* **Short problem**
Only the lines from the one containing "Read this page and output its text content." to the end of the records belong in the output; print them exactly.

* **Supplied data**

_ _ _ _ _

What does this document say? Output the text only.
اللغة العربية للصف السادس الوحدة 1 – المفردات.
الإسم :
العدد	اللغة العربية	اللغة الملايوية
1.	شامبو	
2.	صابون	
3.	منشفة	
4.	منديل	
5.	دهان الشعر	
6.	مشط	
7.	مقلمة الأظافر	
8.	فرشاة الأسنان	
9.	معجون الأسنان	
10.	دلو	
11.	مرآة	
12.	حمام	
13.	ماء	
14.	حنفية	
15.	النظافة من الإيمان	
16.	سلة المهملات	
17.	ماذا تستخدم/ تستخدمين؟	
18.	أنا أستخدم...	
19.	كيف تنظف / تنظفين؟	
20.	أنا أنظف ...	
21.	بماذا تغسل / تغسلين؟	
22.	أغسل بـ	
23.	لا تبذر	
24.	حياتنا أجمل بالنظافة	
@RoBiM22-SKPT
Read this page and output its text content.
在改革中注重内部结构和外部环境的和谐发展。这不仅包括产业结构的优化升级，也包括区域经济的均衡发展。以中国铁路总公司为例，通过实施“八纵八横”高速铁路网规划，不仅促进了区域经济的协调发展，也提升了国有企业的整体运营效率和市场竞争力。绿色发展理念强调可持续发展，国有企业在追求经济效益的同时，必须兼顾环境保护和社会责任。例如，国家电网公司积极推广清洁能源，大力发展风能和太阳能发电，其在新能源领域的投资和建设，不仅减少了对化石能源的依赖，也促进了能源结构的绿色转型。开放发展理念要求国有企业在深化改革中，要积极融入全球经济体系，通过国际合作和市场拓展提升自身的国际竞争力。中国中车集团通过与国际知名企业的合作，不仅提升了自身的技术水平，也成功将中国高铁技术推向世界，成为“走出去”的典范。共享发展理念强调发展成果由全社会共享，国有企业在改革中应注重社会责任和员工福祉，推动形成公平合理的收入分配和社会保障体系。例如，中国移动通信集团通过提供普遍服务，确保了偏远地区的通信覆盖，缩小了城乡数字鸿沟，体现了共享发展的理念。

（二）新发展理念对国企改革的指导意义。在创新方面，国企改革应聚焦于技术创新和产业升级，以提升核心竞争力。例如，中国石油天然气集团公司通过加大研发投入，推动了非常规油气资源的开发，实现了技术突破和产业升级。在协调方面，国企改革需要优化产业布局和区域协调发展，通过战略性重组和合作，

_ _ _ _ _

* **Solution below**
Read this page and output its text content.
在改革中注重内部结构和外部环境的和谐发展。这不仅包括产业结构的优化升级，也包括区域经济的均衡发展。以中国铁路总公司为例，通过实施“八纵八横”高速铁路网规划，不仅促进了区域经济的协调发展，也提升了国有企业的整体运营效率和市场竞争力。绿色发展理念强调可持续发展，国有企业在追求经济效益的同时，必须兼顾环境保护和社会责任。例如，国家电网公司积极推广清洁能源，大力发展风能和太阳能发电，其在新能源领域的投资和建设，不仅减少了对化石能源的依赖，也促进了能源结构的绿色转型。开放发展理念要求国有企业在深化改革中，要积极融入全球经济体系，通过国际合作和市场拓展提升自身的国际竞争力。中国中车集团通过与国际知名企业的合作，不仅提升了自身的技术水平，也成功将中国高铁技术推向世界，成为“走出去”的典范。共享发展理念强调发展成果由全社会共享，国有企业在改革中应注重社会责任和员工福祉，推动形成公平合理的收入分配和社会保障体系。例如，中国移动通信集团通过提供普遍服务，确保了偏远地区的通信覆盖，缩小了城乡数字鸿沟，体现了共享发展的理念。

（二）新发展理念对国企改革的指导意义。在创新方面，国企改革应聚焦于技术创新和产业升级，以提升核心竞争力。例如，中国石油天然气集团公司通过加大研发投入，推动了非常规油气资源的开发，实现了技术突破和产业升级。在协调方面，国企改革需要优化产业布局和区域协调发展，通过战略性重组和合作，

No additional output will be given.